Check every line of the entries below for the word "Trend", and copy the ones that have it.

### EXERCISE DATA:
........

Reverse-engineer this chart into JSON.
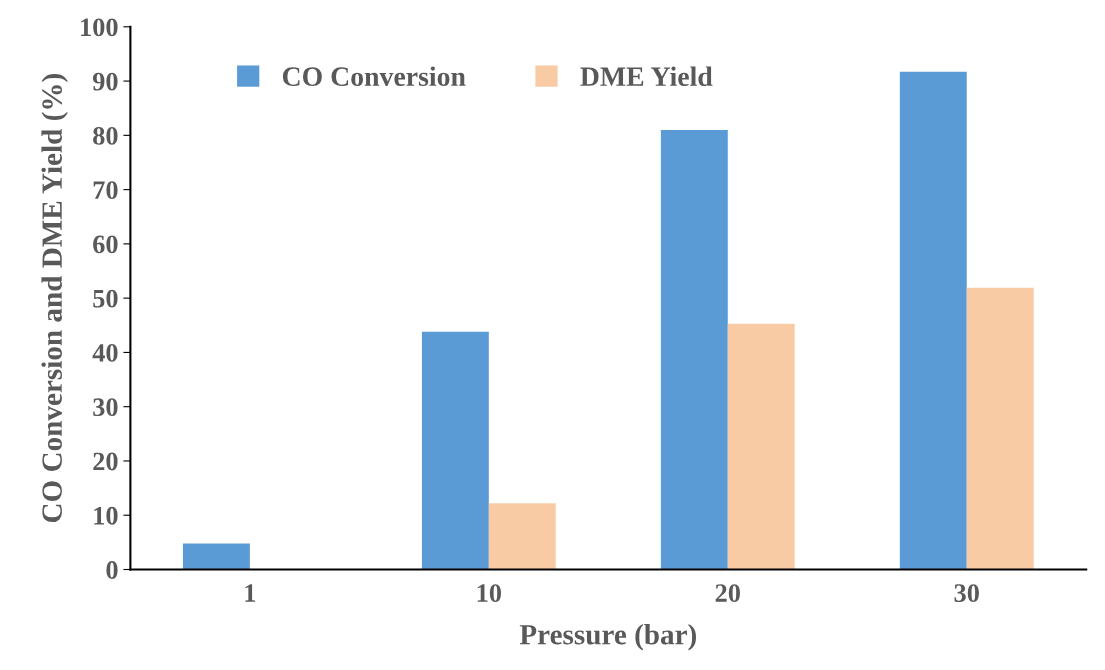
{
  "chart_data": {
    "type": "bar",
    "xlabel": "Pressure (bar)",
    "ylabel": "CO Conversion and DME Yield (%)",
    "categories": [
      "1",
      "10",
      "20",
      "30"
    ],
    "series": [
      {
        "name": "CO Conversion",
        "color": "#5b9bd5",
        "values": [
          4.8,
          43.8,
          81.0,
          91.7
        ]
      },
      {
        "name": "DME Yield",
        "color": "#f8cba4",
        "values": [
          0,
          12.2,
          45.3,
          51.9
        ]
      }
    ],
    "ylim": [
      0,
      100
    ],
    "yticks": [
      0,
      10,
      20,
      30,
      40,
      50,
      60,
      70,
      80,
      90,
      100
    ],
    "grid": false,
    "legend": "top left"
  }
}
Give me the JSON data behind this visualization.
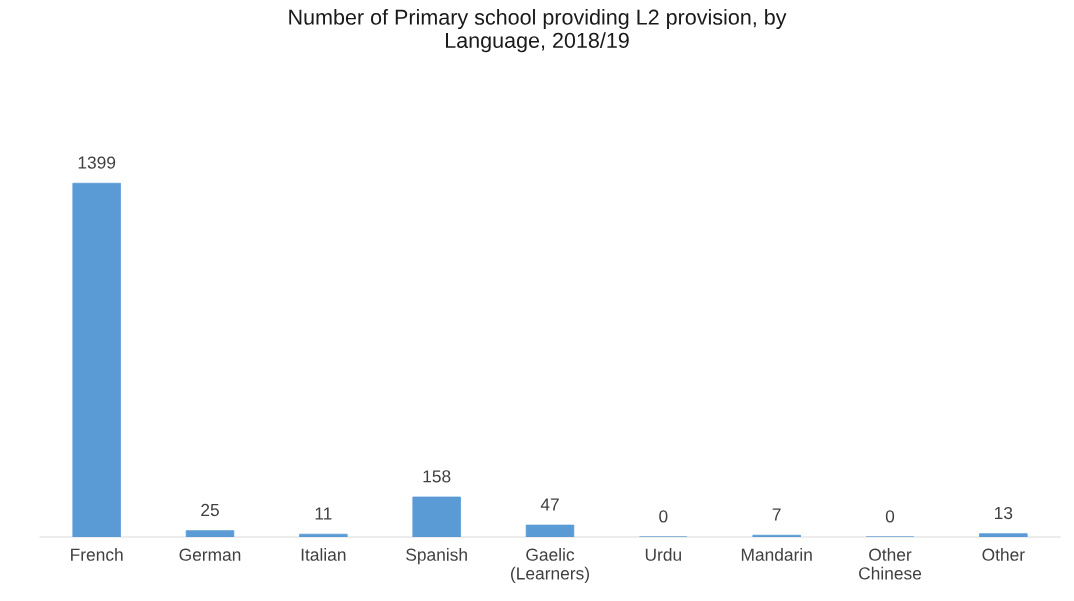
{
  "chart_data": {
    "type": "bar",
    "title": "Number of Primary school providing L2 provision, by\nLanguage, 2018/19",
    "categories": [
      "French",
      "German",
      "Italian",
      "Spanish",
      "Gaelic\n(Learners)",
      "Urdu",
      "Mandarin",
      "Other\nChinese",
      "Other"
    ],
    "values": [
      1399,
      25,
      11,
      158,
      47,
      0,
      7,
      0,
      13
    ],
    "color": "#5b9bd5",
    "data_labels": true,
    "grid": false,
    "legend": false
  }
}
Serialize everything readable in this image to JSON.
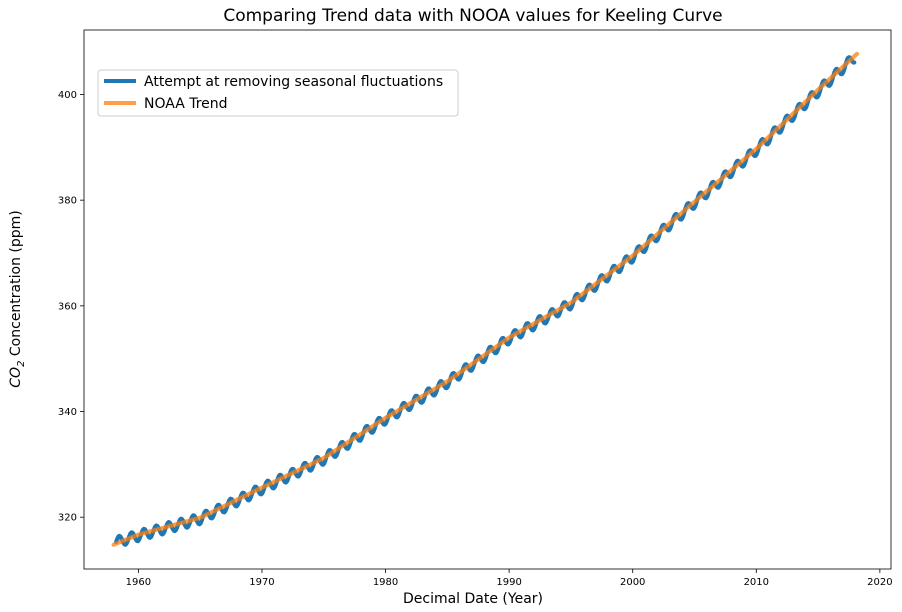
{
  "chart_data": {
    "type": "line",
    "title": "Comparing Trend data with NOOA values for Keeling Curve",
    "xlabel": "Decimal Date (Year)",
    "ylabel_prefix": "CO",
    "ylabel_subscript": "2",
    "ylabel_suffix": " Concentration (ppm)",
    "xlim": [
      1955.6,
      2020.9
    ],
    "ylim": [
      310.2,
      412.2
    ],
    "xticks": [
      1960,
      1970,
      1980,
      1990,
      2000,
      2010,
      2020
    ],
    "yticks": [
      320,
      340,
      360,
      380,
      400
    ],
    "grid": false,
    "legend_position": "upper-left",
    "series": [
      {
        "name": "Attempt at removing seasonal fluctuations",
        "color": "#1f77b4",
        "x_range": [
          1958.2,
          2018.0
        ],
        "x_step": 0.0833,
        "seasonal_amplitude": 1.0,
        "anchors": [
          [
            1958.2,
            315.3
          ],
          [
            1960,
            316.5
          ],
          [
            1965,
            319.7
          ],
          [
            1970,
            325.4
          ],
          [
            1975,
            331.0
          ],
          [
            1980,
            338.6
          ],
          [
            1985,
            345.5
          ],
          [
            1990,
            353.8
          ],
          [
            1995,
            360.4
          ],
          [
            2000,
            369.3
          ],
          [
            2005,
            379.5
          ],
          [
            2010,
            389.5
          ],
          [
            2015,
            400.6
          ],
          [
            2018.0,
            407.2
          ]
        ]
      },
      {
        "name": "NOAA Trend",
        "color": "#ff7f0e",
        "x_range": [
          1958.0,
          2018.2
        ],
        "x_step": 0.0833,
        "anchors": [
          [
            1958.0,
            314.8
          ],
          [
            1960,
            316.7
          ],
          [
            1965,
            319.9
          ],
          [
            1970,
            325.6
          ],
          [
            1975,
            331.2
          ],
          [
            1980,
            338.8
          ],
          [
            1985,
            345.7
          ],
          [
            1990,
            354.0
          ],
          [
            1995,
            360.6
          ],
          [
            2000,
            369.5
          ],
          [
            2005,
            379.7
          ],
          [
            2010,
            389.7
          ],
          [
            2015,
            400.9
          ],
          [
            2018.2,
            407.8
          ]
        ]
      }
    ]
  }
}
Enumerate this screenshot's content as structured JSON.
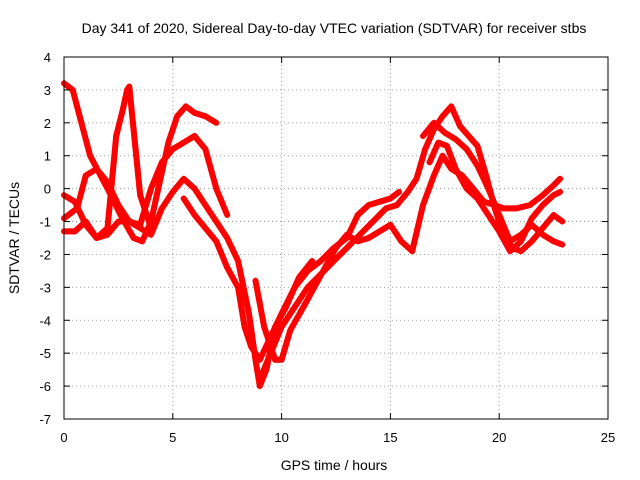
{
  "chart_data": {
    "type": "scatter",
    "title": "Day 341 of 2020, Sidereal Day-to-day VTEC variation (SDTVAR) for receiver stbs",
    "xlabel": "GPS time / hours",
    "ylabel": "SDTVAR / TECUs",
    "xlim": [
      0,
      25
    ],
    "ylim": [
      -7,
      4
    ],
    "xticks": [
      "0",
      "5",
      "10",
      "15",
      "20",
      "25"
    ],
    "yticks": [
      "-7",
      "-6",
      "-5",
      "-4",
      "-3",
      "-2",
      "-1",
      "0",
      "1",
      "2",
      "3",
      "4"
    ],
    "grid": true,
    "marker": "plus",
    "color": "#ff0000",
    "series": [
      {
        "values": [
          [
            0,
            3.2
          ],
          [
            0.4,
            3.0
          ],
          [
            0.8,
            2.0
          ],
          [
            1.2,
            1.0
          ],
          [
            1.6,
            0.5
          ],
          [
            2.0,
            0.0
          ],
          [
            2.6,
            -0.8
          ],
          [
            3.2,
            -1.5
          ],
          [
            3.6,
            -1.6
          ],
          [
            4.0,
            -1.0
          ],
          [
            4.4,
            0.2
          ],
          [
            4.8,
            1.4
          ],
          [
            5.2,
            2.2
          ],
          [
            5.6,
            2.5
          ],
          [
            6.0,
            2.3
          ],
          [
            6.5,
            2.2
          ],
          [
            7.0,
            2.0
          ]
        ]
      },
      {
        "values": [
          [
            0,
            -0.2
          ],
          [
            0.5,
            -0.4
          ],
          [
            1.0,
            -1.1
          ],
          [
            1.5,
            -1.5
          ],
          [
            2.0,
            -1.2
          ],
          [
            2.4,
            1.6
          ],
          [
            2.7,
            2.4
          ],
          [
            2.9,
            3.0
          ],
          [
            3.0,
            3.1
          ],
          [
            3.5,
            -0.2
          ],
          [
            4.0,
            -1.2
          ]
        ]
      },
      {
        "values": [
          [
            0,
            -0.9
          ],
          [
            0.6,
            -0.6
          ],
          [
            1.0,
            0.4
          ],
          [
            1.5,
            0.6
          ],
          [
            2.0,
            0.2
          ],
          [
            2.5,
            -0.5
          ],
          [
            3.0,
            -1.0
          ],
          [
            3.5,
            -1.1
          ],
          [
            4.0,
            0.0
          ],
          [
            4.5,
            0.8
          ],
          [
            5.0,
            1.2
          ],
          [
            5.5,
            1.4
          ],
          [
            6.0,
            1.6
          ],
          [
            6.5,
            1.2
          ],
          [
            7.0,
            0.0
          ],
          [
            7.5,
            -0.8
          ]
        ]
      },
      {
        "values": [
          [
            0,
            -1.3
          ],
          [
            0.5,
            -1.3
          ],
          [
            1.0,
            -1.0
          ],
          [
            1.5,
            -1.5
          ],
          [
            2.0,
            -1.4
          ],
          [
            2.5,
            -1.0
          ],
          [
            3.0,
            -1.0
          ],
          [
            3.5,
            -1.2
          ],
          [
            4.0,
            -1.4
          ],
          [
            4.5,
            -0.6
          ],
          [
            5.0,
            -0.1
          ],
          [
            5.5,
            0.3
          ],
          [
            6.0,
            0.0
          ],
          [
            6.5,
            -0.5
          ],
          [
            7.0,
            -1.0
          ],
          [
            7.5,
            -1.5
          ],
          [
            8.0,
            -2.2
          ],
          [
            8.5,
            -3.8
          ],
          [
            8.8,
            -5.2
          ],
          [
            9.0,
            -6.0
          ],
          [
            9.3,
            -5.5
          ],
          [
            9.7,
            -4.2
          ],
          [
            10.2,
            -3.6
          ],
          [
            10.8,
            -2.7
          ],
          [
            11.4,
            -2.2
          ]
        ]
      },
      {
        "values": [
          [
            5.5,
            -0.3
          ],
          [
            6.0,
            -0.8
          ],
          [
            6.5,
            -1.2
          ],
          [
            7.0,
            -1.6
          ],
          [
            7.5,
            -2.4
          ],
          [
            8.0,
            -3.0
          ],
          [
            8.3,
            -4.2
          ],
          [
            8.6,
            -4.8
          ],
          [
            9.0,
            -5.2
          ],
          [
            9.5,
            -4.5
          ],
          [
            10.0,
            -3.8
          ],
          [
            10.6,
            -3.0
          ],
          [
            11.2,
            -2.5
          ],
          [
            11.8,
            -2.2
          ],
          [
            12.4,
            -1.8
          ],
          [
            13.0,
            -1.5
          ],
          [
            13.5,
            -0.8
          ],
          [
            14.0,
            -0.5
          ],
          [
            14.5,
            -0.4
          ],
          [
            15.0,
            -0.3
          ],
          [
            15.4,
            -0.1
          ]
        ]
      },
      {
        "values": [
          [
            8.8,
            -2.8
          ],
          [
            9.2,
            -4.2
          ],
          [
            9.7,
            -5.2
          ],
          [
            10.0,
            -5.2
          ],
          [
            10.4,
            -4.3
          ],
          [
            11.0,
            -3.6
          ],
          [
            11.5,
            -3.0
          ],
          [
            12.0,
            -2.4
          ],
          [
            12.5,
            -1.8
          ],
          [
            13.0,
            -1.4
          ],
          [
            13.5,
            -1.6
          ],
          [
            14.0,
            -1.5
          ],
          [
            14.5,
            -1.3
          ],
          [
            15.0,
            -1.1
          ],
          [
            15.5,
            -1.6
          ],
          [
            16.0,
            -1.9
          ],
          [
            16.5,
            -0.5
          ],
          [
            17.0,
            0.4
          ],
          [
            17.4,
            1.0
          ],
          [
            17.8,
            0.6
          ],
          [
            18.3,
            0.4
          ],
          [
            18.8,
            0.0
          ],
          [
            19.3,
            -0.4
          ],
          [
            19.8,
            -0.5
          ],
          [
            20.2,
            -0.6
          ],
          [
            20.8,
            -0.6
          ],
          [
            21.4,
            -0.5
          ],
          [
            22.0,
            -0.2
          ],
          [
            22.5,
            0.1
          ],
          [
            22.8,
            0.3
          ]
        ]
      },
      {
        "values": [
          [
            9.0,
            -5.8
          ],
          [
            9.5,
            -5.0
          ],
          [
            10.0,
            -4.2
          ],
          [
            10.6,
            -3.6
          ],
          [
            11.2,
            -3.0
          ],
          [
            11.8,
            -2.6
          ],
          [
            12.4,
            -2.2
          ],
          [
            13.0,
            -1.8
          ],
          [
            13.6,
            -1.4
          ],
          [
            14.2,
            -1.0
          ],
          [
            14.8,
            -0.6
          ],
          [
            15.3,
            -0.5
          ],
          [
            15.8,
            -0.1
          ],
          [
            16.2,
            0.3
          ],
          [
            16.6,
            1.2
          ],
          [
            17.0,
            1.8
          ],
          [
            17.4,
            2.2
          ],
          [
            17.8,
            2.5
          ],
          [
            18.2,
            1.9
          ],
          [
            18.6,
            1.6
          ],
          [
            19.0,
            1.3
          ],
          [
            19.4,
            0.4
          ],
          [
            19.8,
            -0.6
          ],
          [
            20.2,
            -1.4
          ],
          [
            20.6,
            -1.8
          ],
          [
            21.0,
            -1.9
          ],
          [
            21.5,
            -1.6
          ],
          [
            22.0,
            -1.2
          ],
          [
            22.5,
            -0.8
          ],
          [
            22.9,
            -1.0
          ]
        ]
      },
      {
        "values": [
          [
            16.5,
            1.6
          ],
          [
            17.0,
            2.0
          ],
          [
            17.5,
            1.7
          ],
          [
            18.0,
            1.5
          ],
          [
            18.5,
            1.2
          ],
          [
            19.0,
            0.7
          ],
          [
            19.5,
            0.0
          ],
          [
            20.0,
            -0.8
          ],
          [
            20.5,
            -1.6
          ],
          [
            21.0,
            -1.4
          ],
          [
            21.5,
            -1.1
          ],
          [
            22.0,
            -1.4
          ],
          [
            22.5,
            -1.6
          ],
          [
            22.9,
            -1.7
          ]
        ]
      },
      {
        "values": [
          [
            16.8,
            0.8
          ],
          [
            17.2,
            1.4
          ],
          [
            17.6,
            1.3
          ],
          [
            18.0,
            0.6
          ],
          [
            18.5,
            0.0
          ],
          [
            19.0,
            -0.3
          ],
          [
            19.5,
            -0.8
          ],
          [
            20.0,
            -1.3
          ],
          [
            20.5,
            -1.9
          ],
          [
            21.0,
            -1.6
          ],
          [
            21.5,
            -0.9
          ],
          [
            22.0,
            -0.5
          ],
          [
            22.5,
            -0.2
          ],
          [
            22.8,
            -0.1
          ]
        ]
      }
    ]
  }
}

........

### COMPLETE OUTPUT:
    "title": "Comparing Trend data with NOOA values for Keeling Curve",
        "name": "NOAA Trend",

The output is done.